Exercise input:
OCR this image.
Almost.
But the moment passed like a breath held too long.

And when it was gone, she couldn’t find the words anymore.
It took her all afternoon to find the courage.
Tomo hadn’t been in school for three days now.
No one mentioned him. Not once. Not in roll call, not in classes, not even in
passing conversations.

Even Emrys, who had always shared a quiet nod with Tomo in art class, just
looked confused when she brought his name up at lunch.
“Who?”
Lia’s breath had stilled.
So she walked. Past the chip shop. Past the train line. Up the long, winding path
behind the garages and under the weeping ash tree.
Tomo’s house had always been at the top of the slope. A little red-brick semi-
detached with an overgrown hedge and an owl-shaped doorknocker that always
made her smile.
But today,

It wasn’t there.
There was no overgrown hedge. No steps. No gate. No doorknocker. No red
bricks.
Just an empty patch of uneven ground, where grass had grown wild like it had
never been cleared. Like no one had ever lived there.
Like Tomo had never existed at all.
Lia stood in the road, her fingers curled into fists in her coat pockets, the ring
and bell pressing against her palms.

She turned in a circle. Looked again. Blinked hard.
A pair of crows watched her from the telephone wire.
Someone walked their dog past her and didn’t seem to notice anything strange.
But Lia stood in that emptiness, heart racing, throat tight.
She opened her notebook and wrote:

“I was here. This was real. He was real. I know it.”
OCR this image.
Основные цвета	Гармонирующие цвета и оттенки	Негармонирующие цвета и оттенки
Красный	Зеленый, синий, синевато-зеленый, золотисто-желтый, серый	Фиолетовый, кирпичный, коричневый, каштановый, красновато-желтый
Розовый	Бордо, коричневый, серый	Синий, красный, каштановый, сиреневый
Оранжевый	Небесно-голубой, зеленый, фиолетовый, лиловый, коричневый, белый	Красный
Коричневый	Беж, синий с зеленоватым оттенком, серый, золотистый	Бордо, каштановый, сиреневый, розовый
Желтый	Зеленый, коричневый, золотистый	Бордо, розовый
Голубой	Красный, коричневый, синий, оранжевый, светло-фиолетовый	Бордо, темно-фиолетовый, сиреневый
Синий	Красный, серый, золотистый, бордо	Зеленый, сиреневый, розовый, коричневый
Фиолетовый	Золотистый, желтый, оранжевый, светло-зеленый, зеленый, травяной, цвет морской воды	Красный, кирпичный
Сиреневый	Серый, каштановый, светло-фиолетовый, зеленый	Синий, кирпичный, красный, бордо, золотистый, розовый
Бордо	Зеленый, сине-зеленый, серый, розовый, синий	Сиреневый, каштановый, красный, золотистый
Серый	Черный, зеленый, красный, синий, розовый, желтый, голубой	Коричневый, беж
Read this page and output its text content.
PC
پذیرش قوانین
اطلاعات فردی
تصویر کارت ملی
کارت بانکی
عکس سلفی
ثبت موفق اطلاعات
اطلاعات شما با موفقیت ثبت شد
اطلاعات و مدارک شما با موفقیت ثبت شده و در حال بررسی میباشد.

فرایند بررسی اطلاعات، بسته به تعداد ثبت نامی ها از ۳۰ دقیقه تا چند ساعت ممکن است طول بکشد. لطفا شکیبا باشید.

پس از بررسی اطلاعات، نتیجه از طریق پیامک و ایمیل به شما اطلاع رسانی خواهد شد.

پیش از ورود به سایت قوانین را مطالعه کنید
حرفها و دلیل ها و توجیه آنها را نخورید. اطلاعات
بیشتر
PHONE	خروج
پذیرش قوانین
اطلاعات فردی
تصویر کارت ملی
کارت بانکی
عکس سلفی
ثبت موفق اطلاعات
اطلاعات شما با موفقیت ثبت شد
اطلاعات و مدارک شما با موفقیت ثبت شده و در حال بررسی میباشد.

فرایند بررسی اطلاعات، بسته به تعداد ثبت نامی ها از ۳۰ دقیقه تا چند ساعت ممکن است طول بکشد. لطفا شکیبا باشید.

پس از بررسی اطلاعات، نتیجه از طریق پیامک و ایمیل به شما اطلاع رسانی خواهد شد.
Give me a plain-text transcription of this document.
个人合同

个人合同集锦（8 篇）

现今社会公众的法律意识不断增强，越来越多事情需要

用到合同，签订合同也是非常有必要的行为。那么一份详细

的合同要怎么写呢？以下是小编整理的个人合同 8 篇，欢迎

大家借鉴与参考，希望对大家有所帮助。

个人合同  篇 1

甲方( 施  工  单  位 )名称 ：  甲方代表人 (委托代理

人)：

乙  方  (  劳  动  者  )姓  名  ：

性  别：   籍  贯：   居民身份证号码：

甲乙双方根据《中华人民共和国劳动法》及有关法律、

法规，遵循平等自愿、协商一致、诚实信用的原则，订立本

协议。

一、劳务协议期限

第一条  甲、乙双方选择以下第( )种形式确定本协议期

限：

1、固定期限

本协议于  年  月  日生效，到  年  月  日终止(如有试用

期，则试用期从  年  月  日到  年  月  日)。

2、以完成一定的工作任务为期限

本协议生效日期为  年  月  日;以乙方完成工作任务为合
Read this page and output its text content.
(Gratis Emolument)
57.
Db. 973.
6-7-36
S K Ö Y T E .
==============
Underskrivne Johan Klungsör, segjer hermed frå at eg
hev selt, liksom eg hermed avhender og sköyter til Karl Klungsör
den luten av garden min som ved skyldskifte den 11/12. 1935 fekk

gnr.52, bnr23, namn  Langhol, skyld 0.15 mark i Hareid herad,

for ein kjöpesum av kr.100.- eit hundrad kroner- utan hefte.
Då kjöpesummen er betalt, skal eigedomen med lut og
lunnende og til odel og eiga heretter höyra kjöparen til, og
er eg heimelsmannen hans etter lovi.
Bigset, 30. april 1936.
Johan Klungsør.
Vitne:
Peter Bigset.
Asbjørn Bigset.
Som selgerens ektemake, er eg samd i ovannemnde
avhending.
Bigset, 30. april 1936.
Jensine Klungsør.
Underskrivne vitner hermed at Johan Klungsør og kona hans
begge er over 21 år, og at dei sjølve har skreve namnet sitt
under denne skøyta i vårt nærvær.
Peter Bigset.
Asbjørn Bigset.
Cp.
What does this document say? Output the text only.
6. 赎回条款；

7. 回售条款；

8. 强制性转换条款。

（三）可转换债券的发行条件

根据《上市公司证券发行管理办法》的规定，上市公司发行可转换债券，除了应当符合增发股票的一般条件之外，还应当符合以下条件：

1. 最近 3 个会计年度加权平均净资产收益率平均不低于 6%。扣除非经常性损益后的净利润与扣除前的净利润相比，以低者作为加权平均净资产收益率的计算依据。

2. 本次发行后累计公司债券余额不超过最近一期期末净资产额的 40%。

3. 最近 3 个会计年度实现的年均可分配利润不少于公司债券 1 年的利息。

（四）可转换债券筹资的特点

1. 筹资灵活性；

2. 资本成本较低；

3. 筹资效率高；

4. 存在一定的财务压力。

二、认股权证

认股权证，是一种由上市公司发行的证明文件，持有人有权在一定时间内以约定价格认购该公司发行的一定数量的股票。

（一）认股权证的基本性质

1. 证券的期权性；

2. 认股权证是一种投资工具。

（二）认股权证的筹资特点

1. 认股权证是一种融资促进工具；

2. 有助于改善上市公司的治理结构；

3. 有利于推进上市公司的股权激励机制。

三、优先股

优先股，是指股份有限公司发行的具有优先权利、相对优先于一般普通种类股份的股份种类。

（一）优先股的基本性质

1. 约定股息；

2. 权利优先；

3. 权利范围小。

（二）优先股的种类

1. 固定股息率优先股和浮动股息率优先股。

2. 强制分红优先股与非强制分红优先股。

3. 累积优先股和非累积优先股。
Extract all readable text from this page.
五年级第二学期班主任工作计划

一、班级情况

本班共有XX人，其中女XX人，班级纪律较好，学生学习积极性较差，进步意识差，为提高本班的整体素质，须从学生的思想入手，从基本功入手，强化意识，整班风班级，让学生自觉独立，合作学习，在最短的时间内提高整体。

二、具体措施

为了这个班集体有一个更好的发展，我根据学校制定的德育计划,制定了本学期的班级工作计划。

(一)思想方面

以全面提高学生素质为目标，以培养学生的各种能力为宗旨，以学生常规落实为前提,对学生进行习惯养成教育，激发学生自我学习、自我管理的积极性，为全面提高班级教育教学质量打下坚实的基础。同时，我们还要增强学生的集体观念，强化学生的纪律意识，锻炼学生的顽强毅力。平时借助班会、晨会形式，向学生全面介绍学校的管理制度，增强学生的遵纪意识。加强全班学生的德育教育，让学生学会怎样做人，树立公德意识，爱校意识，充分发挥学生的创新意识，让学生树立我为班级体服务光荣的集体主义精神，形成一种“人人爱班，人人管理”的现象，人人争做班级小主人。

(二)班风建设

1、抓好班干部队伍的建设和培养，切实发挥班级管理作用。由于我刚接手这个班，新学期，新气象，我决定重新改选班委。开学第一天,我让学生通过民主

Task statement:
Lines from the records above that hold "Johan" are the ones to list.

Written solution:
Underskrivne Johan Klungsör, segjer hermed frå at eg
Johan Klungsør.
Underskrivne vitner hermed at Johan Klungsør og kona hans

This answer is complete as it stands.